- _Set exercise_
Read through the data and count the lines that contain the string "Abby"; give only the result.

- _Dataset entries_
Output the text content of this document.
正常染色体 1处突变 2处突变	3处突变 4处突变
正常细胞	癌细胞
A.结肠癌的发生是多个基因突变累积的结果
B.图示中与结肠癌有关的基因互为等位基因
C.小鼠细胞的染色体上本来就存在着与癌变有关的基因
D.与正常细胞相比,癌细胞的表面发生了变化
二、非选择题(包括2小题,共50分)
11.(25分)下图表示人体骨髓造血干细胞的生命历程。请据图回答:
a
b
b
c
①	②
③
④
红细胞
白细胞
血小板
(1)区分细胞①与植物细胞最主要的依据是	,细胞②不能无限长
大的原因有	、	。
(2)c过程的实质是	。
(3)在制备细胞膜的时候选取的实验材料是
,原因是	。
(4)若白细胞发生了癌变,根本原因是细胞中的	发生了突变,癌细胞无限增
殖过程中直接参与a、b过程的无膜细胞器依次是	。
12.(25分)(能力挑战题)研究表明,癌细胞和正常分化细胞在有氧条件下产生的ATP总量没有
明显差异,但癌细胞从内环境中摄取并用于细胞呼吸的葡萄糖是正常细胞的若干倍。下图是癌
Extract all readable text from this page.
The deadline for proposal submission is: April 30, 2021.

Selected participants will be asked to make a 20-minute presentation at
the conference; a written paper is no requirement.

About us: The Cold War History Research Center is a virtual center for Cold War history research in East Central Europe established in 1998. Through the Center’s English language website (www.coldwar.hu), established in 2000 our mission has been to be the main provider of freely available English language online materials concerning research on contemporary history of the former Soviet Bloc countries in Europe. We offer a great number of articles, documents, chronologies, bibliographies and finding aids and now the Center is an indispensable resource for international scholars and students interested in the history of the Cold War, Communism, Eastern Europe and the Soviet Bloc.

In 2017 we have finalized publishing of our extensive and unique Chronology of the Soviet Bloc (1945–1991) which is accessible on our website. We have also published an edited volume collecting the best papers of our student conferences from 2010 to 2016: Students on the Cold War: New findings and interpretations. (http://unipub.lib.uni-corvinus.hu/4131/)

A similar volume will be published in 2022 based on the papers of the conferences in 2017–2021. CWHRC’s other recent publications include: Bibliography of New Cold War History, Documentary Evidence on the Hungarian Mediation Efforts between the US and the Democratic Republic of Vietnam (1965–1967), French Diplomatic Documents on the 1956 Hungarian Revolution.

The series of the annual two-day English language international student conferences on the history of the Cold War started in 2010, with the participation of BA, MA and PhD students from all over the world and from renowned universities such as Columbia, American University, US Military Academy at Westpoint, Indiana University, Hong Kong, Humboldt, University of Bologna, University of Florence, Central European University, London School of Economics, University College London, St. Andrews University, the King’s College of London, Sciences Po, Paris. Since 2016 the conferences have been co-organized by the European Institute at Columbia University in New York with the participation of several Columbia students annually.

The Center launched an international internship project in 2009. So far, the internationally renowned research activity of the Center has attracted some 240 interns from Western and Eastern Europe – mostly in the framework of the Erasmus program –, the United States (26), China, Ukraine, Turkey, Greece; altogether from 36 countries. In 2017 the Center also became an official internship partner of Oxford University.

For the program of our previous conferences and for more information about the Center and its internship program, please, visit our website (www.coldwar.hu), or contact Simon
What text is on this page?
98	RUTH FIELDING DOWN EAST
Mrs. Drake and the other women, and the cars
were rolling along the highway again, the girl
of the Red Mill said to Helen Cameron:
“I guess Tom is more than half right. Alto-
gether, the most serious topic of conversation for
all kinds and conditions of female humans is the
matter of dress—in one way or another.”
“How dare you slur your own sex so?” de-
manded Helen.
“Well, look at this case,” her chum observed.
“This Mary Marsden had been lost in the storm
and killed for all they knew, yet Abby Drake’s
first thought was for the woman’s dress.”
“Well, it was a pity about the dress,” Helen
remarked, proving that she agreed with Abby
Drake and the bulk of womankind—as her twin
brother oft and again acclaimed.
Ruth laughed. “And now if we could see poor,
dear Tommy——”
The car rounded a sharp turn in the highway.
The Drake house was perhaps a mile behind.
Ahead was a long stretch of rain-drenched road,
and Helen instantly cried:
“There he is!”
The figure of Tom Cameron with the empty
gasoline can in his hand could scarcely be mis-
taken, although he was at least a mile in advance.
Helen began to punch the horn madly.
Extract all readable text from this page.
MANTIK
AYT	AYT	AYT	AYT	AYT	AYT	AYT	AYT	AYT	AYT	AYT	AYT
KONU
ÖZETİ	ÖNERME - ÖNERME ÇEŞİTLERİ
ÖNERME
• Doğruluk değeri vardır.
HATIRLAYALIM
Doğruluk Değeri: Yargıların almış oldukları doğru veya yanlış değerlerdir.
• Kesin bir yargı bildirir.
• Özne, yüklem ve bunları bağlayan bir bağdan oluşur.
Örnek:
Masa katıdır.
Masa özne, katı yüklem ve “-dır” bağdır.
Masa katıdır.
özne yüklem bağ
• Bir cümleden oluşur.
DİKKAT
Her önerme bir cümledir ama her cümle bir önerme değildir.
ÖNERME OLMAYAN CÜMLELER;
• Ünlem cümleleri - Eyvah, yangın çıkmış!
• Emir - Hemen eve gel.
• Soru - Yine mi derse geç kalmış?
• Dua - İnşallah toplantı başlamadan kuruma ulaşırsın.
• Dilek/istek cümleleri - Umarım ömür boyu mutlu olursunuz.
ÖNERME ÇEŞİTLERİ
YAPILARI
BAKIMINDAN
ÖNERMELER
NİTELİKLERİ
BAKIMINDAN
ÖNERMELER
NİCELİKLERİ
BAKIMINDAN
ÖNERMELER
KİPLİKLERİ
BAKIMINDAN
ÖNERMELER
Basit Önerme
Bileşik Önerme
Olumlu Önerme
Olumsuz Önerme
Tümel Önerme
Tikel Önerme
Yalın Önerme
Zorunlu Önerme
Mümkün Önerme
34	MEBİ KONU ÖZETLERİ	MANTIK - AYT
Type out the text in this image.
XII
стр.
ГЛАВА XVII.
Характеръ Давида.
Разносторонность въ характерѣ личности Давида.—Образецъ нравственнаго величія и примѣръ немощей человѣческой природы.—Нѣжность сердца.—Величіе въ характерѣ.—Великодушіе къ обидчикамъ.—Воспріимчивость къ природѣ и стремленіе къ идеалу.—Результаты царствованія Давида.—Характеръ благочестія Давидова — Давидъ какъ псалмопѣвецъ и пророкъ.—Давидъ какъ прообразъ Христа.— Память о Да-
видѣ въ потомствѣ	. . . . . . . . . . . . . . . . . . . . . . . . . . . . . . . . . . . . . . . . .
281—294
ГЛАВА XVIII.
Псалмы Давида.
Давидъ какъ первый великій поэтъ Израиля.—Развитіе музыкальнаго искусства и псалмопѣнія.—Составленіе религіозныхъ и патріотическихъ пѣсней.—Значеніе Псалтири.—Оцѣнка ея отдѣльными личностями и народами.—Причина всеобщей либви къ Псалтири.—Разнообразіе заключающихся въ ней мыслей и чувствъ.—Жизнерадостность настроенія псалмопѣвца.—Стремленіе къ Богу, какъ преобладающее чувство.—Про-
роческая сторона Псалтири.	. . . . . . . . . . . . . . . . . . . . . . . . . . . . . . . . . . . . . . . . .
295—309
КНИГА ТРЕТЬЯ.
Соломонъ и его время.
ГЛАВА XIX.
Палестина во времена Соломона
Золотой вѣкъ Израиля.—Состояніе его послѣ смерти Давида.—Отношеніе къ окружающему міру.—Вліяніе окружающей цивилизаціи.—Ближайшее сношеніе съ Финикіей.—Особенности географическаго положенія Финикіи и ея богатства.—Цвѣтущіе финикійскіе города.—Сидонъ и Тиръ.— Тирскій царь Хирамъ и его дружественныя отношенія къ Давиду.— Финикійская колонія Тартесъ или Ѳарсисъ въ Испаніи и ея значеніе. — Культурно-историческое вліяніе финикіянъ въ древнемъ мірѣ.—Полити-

- _Reply_
2